:: RECORDED DATA ::

****

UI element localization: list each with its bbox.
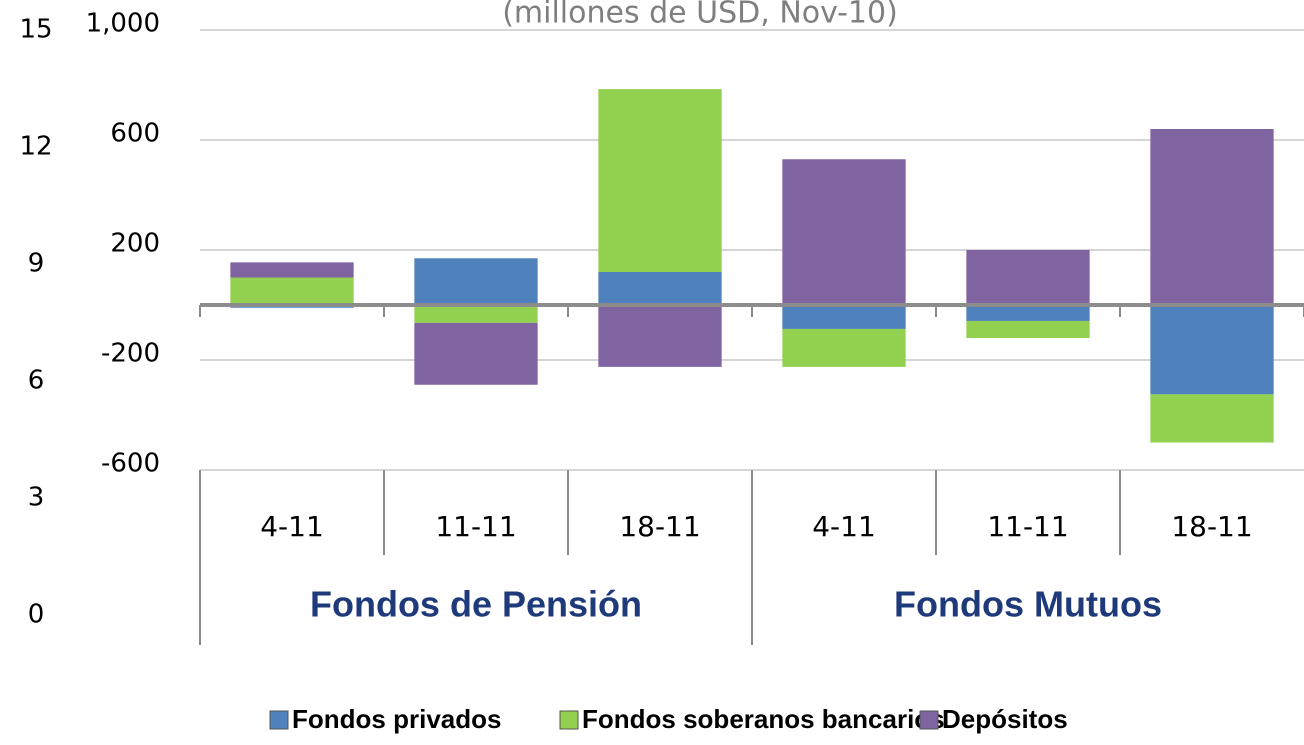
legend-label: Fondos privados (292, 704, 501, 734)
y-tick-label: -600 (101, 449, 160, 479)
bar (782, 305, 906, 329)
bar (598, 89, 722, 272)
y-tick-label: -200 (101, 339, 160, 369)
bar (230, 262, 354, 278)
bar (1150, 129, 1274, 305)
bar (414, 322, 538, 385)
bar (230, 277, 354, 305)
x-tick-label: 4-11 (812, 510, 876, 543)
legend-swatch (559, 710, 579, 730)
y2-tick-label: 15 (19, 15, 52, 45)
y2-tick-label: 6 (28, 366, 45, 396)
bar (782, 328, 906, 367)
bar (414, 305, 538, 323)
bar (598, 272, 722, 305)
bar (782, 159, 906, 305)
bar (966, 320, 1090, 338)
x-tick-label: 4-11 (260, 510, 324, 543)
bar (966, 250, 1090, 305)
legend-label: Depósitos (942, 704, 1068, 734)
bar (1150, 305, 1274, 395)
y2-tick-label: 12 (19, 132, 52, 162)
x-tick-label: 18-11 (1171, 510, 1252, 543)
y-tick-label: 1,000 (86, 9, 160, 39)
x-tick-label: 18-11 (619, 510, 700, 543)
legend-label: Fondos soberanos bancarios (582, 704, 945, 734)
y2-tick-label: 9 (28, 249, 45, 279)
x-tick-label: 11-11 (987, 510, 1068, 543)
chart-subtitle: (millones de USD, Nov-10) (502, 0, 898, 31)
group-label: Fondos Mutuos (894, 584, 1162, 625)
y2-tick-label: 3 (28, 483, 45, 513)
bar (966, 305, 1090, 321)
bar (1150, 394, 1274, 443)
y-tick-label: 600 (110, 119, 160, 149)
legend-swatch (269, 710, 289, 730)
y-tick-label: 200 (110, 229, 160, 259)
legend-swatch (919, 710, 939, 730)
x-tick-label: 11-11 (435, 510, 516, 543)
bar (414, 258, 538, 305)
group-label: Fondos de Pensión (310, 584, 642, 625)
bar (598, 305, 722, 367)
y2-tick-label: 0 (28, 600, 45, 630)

****

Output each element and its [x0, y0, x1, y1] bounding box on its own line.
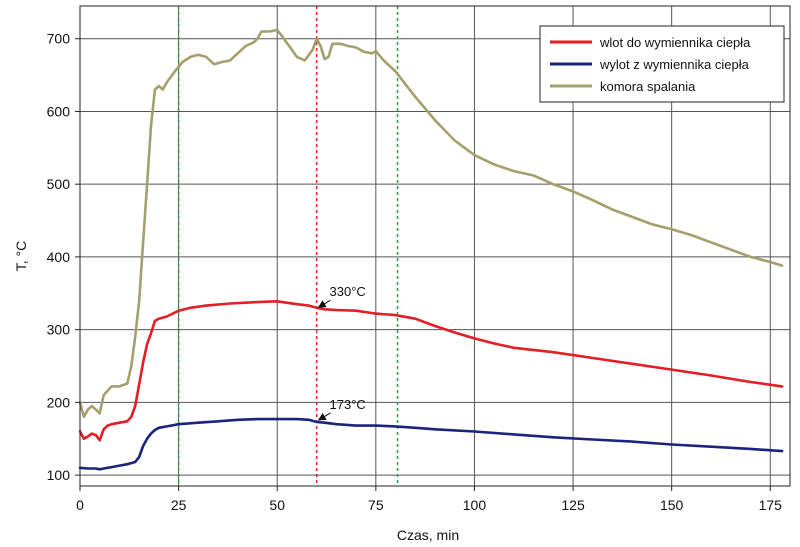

****

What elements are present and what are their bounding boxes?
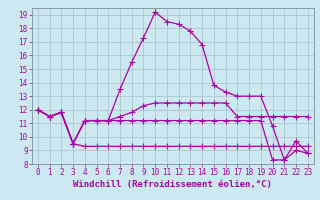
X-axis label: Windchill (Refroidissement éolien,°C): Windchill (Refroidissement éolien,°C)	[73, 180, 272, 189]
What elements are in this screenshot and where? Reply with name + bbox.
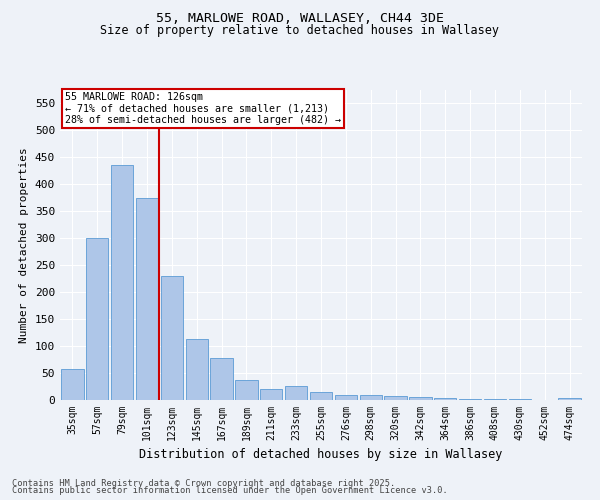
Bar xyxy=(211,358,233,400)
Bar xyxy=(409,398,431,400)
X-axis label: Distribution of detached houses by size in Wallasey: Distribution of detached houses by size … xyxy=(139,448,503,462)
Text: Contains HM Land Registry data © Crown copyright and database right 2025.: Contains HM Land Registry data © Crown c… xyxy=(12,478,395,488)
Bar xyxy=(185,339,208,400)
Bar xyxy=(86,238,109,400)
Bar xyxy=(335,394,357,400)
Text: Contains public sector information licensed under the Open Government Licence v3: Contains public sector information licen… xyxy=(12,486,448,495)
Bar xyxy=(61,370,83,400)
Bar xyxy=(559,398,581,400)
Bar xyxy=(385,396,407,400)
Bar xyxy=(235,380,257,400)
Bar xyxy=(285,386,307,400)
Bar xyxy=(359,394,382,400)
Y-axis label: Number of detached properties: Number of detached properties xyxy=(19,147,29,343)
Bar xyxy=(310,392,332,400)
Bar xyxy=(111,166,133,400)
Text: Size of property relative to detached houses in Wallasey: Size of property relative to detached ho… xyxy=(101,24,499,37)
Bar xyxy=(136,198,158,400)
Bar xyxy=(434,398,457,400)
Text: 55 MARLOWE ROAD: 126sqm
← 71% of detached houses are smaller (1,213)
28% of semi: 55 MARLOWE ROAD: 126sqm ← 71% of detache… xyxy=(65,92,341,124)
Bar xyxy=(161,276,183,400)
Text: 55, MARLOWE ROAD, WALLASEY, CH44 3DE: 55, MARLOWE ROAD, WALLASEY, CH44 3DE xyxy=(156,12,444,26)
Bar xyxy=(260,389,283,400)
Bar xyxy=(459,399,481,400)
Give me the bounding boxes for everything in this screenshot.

****

:: REQUIRED TASK ::
Count the rows above that contain the string "MARLOWE", matching case exactly, and reply with the number alone.

:: REPLY TO THE EXERCISE ::
3